---- SOURCE DATA

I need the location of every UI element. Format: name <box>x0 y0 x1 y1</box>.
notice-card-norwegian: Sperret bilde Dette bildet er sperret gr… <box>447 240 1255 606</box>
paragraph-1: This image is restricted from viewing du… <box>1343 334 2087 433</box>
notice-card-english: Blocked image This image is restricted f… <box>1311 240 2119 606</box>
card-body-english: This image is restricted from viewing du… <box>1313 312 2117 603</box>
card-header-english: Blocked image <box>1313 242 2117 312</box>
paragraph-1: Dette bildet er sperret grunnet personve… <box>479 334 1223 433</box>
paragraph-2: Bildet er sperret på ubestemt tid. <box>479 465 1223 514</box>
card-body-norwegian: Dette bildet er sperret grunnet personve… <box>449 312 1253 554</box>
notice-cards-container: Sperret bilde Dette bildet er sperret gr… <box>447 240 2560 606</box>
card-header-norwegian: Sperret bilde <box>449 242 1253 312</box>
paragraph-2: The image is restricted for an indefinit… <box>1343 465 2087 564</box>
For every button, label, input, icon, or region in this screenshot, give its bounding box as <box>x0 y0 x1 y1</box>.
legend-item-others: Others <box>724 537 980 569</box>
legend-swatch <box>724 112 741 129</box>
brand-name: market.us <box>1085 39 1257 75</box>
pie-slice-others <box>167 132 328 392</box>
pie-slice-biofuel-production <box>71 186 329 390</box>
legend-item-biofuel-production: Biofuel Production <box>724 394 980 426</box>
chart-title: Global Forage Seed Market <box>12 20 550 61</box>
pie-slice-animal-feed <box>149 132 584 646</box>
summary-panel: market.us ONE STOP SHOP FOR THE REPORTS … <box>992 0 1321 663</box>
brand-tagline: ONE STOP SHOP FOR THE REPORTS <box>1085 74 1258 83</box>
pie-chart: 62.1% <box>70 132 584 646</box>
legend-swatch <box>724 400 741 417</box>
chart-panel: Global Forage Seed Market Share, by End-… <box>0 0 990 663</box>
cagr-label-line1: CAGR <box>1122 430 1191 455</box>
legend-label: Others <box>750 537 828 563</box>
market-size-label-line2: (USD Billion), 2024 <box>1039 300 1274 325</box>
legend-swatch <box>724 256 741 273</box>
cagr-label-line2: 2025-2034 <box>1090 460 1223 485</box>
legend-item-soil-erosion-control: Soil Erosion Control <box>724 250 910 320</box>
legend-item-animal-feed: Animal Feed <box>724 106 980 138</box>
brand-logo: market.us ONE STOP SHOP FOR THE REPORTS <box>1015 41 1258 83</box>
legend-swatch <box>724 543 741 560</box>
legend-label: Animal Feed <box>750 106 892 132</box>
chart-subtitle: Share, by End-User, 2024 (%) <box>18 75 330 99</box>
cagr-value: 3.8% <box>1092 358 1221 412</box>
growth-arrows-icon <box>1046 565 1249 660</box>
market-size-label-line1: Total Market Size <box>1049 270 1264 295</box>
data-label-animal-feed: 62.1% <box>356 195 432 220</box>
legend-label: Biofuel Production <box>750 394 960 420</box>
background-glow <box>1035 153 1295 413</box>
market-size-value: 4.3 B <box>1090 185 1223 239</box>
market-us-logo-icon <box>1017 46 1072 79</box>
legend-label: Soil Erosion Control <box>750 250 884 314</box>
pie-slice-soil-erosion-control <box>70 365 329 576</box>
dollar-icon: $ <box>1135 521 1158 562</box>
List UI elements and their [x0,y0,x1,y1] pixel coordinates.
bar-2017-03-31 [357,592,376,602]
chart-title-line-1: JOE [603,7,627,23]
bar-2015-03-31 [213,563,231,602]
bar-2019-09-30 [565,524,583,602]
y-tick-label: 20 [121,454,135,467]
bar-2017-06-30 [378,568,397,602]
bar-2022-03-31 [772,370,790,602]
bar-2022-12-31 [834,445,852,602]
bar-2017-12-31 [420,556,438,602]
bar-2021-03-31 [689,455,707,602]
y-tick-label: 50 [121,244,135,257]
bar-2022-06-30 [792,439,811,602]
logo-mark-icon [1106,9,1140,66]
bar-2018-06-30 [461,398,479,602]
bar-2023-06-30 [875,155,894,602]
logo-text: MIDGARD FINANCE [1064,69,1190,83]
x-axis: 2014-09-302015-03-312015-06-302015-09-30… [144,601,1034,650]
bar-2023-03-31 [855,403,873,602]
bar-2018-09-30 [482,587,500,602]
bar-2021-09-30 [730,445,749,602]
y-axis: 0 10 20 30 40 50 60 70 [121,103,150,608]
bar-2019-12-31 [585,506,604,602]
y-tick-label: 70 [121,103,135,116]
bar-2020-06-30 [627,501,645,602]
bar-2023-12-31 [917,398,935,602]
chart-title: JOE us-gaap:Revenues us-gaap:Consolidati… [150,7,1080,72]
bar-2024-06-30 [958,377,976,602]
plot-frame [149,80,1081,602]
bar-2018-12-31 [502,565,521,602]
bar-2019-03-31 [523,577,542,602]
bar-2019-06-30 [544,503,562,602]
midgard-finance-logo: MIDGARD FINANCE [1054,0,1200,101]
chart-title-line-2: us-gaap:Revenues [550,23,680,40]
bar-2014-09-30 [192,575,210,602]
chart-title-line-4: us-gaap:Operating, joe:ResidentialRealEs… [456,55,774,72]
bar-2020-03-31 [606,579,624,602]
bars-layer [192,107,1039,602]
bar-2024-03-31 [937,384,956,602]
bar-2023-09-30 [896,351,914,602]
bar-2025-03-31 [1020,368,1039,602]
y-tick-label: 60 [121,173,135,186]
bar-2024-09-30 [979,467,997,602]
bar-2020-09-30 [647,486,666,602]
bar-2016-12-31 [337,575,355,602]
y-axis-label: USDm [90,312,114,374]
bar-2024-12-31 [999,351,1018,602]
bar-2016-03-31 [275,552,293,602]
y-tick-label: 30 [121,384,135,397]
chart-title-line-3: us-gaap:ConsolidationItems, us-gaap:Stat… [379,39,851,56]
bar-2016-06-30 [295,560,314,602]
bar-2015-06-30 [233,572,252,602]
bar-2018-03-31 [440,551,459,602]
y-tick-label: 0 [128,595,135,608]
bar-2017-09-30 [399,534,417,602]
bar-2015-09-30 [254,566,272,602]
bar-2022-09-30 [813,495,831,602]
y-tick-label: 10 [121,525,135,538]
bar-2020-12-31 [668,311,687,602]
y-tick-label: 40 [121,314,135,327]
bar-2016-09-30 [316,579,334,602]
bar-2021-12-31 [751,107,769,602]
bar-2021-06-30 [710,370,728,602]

--------

> _SET PROBLEM_:
Change every occurrence of "y-tick-label" to "y-axis-tick" in all of the lines above, and reproduce them with everything else left unchanged.

> _REPLY TO THE EXERCISE_:
I need the location of every UI element. Format: name <box>x0 y0 x1 y1</box>.
notice-card-norwegian: Sperret bilde Dette bildet er sperret gr… <box>447 240 1255 606</box>
paragraph-1: This image is restricted from viewing du… <box>1343 334 2087 433</box>
notice-card-english: Blocked image This image is restricted f… <box>1311 240 2119 606</box>
card-body-english: This image is restricted from viewing du… <box>1313 312 2117 603</box>
card-header-english: Blocked image <box>1313 242 2117 312</box>
paragraph-1: Dette bildet er sperret grunnet personve… <box>479 334 1223 433</box>
paragraph-2: Bildet er sperret på ubestemt tid. <box>479 465 1223 514</box>
card-body-norwegian: Dette bildet er sperret grunnet personve… <box>449 312 1253 554</box>
notice-cards-container: Sperret bilde Dette bildet er sperret gr… <box>447 240 2560 606</box>
card-header-norwegian: Sperret bilde <box>449 242 1253 312</box>
paragraph-2: The image is restricted for an indefinit… <box>1343 465 2087 564</box>
For every button, label, input, icon, or region in this screenshot, give its bounding box as <box>x0 y0 x1 y1</box>.
legend-item-others: Others <box>724 537 980 569</box>
legend-swatch <box>724 112 741 129</box>
brand-name: market.us <box>1085 39 1257 75</box>
pie-slice-others <box>167 132 328 392</box>
pie-slice-biofuel-production <box>71 186 329 390</box>
legend-item-biofuel-production: Biofuel Production <box>724 394 980 426</box>
chart-title: Global Forage Seed Market <box>12 20 550 61</box>
pie-slice-animal-feed <box>149 132 584 646</box>
summary-panel: market.us ONE STOP SHOP FOR THE REPORTS … <box>992 0 1321 663</box>
brand-tagline: ONE STOP SHOP FOR THE REPORTS <box>1085 74 1258 83</box>
pie-chart: 62.1% <box>70 132 584 646</box>
legend-swatch <box>724 400 741 417</box>
chart-panel: Global Forage Seed Market Share, by End-… <box>0 0 990 663</box>
cagr-label-line1: CAGR <box>1122 430 1191 455</box>
legend-label: Others <box>750 537 828 563</box>
market-size-label-line2: (USD Billion), 2024 <box>1039 300 1274 325</box>
legend-swatch <box>724 256 741 273</box>
cagr-label-line2: 2025-2034 <box>1090 460 1223 485</box>
legend-item-soil-erosion-control: Soil Erosion Control <box>724 250 910 320</box>
legend-item-animal-feed: Animal Feed <box>724 106 980 138</box>
brand-logo: market.us ONE STOP SHOP FOR THE REPORTS <box>1015 41 1258 83</box>
legend-swatch <box>724 543 741 560</box>
legend-label: Animal Feed <box>750 106 892 132</box>
chart-subtitle: Share, by End-User, 2024 (%) <box>18 75 330 99</box>
cagr-value: 3.8% <box>1092 358 1221 412</box>
growth-arrows-icon <box>1046 565 1249 660</box>
market-size-label-line1: Total Market Size <box>1049 270 1264 295</box>
data-label-animal-feed: 62.1% <box>356 195 432 220</box>
legend-label: Biofuel Production <box>750 394 960 420</box>
background-glow <box>1035 153 1295 413</box>
market-size-value: 4.3 B <box>1090 185 1223 239</box>
market-us-logo-icon <box>1017 46 1072 79</box>
legend-label: Soil Erosion Control <box>750 250 884 314</box>
pie-slice-soil-erosion-control <box>70 365 329 576</box>
dollar-icon: $ <box>1135 521 1158 562</box>
List UI elements and their [x0,y0,x1,y1] pixel coordinates.
bar-2017-03-31 [357,592,376,602]
chart-title-line-1: JOE [603,7,627,23]
bar-2015-03-31 [213,563,231,602]
bar-2019-09-30 [565,524,583,602]
y-axis-tick: 20 [121,454,135,467]
bar-2017-06-30 [378,568,397,602]
bar-2022-03-31 [772,370,790,602]
bar-2022-12-31 [834,445,852,602]
bar-2017-12-31 [420,556,438,602]
bar-2021-03-31 [689,455,707,602]
y-axis-tick: 50 [121,244,135,257]
bar-2022-06-30 [792,439,811,602]
logo-mark-icon [1106,9,1140,66]
bar-2018-06-30 [461,398,479,602]
bar-2023-06-30 [875,155,894,602]
logo-text: MIDGARD FINANCE [1064,69,1190,83]
x-axis: 2014-09-302015-03-312015-06-302015-09-30… [144,601,1034,650]
bar-2023-03-31 [855,403,873,602]
bar-2018-09-30 [482,587,500,602]
bar-2021-09-30 [730,445,749,602]
y-axis: 0 10 20 30 40 50 60 70 [121,103,150,608]
bar-2019-12-31 [585,506,604,602]
y-axis-tick: 70 [121,103,135,116]
bar-2020-06-30 [627,501,645,602]
bar-2023-12-31 [917,398,935,602]
chart-title: JOE us-gaap:Revenues us-gaap:Consolidati… [150,7,1080,72]
bar-2024-06-30 [958,377,976,602]
plot-frame [149,80,1081,602]
bar-2018-12-31 [502,565,521,602]
bar-2019-03-31 [523,577,542,602]
bar-2019-06-30 [544,503,562,602]
midgard-finance-logo: MIDGARD FINANCE [1054,0,1200,101]
chart-title-line-2: us-gaap:Revenues [550,23,680,40]
bar-2014-09-30 [192,575,210,602]
chart-title-line-4: us-gaap:Operating, joe:ResidentialRealEs… [456,55,774,72]
bar-2020-03-31 [606,579,624,602]
bars-layer [192,107,1039,602]
bar-2024-03-31 [937,384,956,602]
bar-2023-09-30 [896,351,914,602]
bar-2025-03-31 [1020,368,1039,602]
y-axis-tick: 60 [121,173,135,186]
bar-2024-09-30 [979,467,997,602]
bar-2020-09-30 [647,486,666,602]
bar-2016-12-31 [337,575,355,602]
y-axis-label: USDm [90,312,114,374]
bar-2024-12-31 [999,351,1018,602]
bar-2016-03-31 [275,552,293,602]
y-axis-tick: 30 [121,384,135,397]
chart-title-line-3: us-gaap:ConsolidationItems, us-gaap:Stat… [379,39,851,56]
bar-2016-06-30 [295,560,314,602]
bar-2015-06-30 [233,572,252,602]
bar-2018-03-31 [440,551,459,602]
y-axis-tick: 0 [128,595,135,608]
bar-2017-09-30 [399,534,417,602]
bar-2015-09-30 [254,566,272,602]
bar-2022-09-30 [813,495,831,602]
y-axis-tick: 10 [121,525,135,538]
bar-2020-12-31 [668,311,687,602]
y-axis-tick: 40 [121,314,135,327]
bar-2016-09-30 [316,579,334,602]
bar-2021-12-31 [751,107,769,602]
bar-2021-06-30 [710,370,728,602]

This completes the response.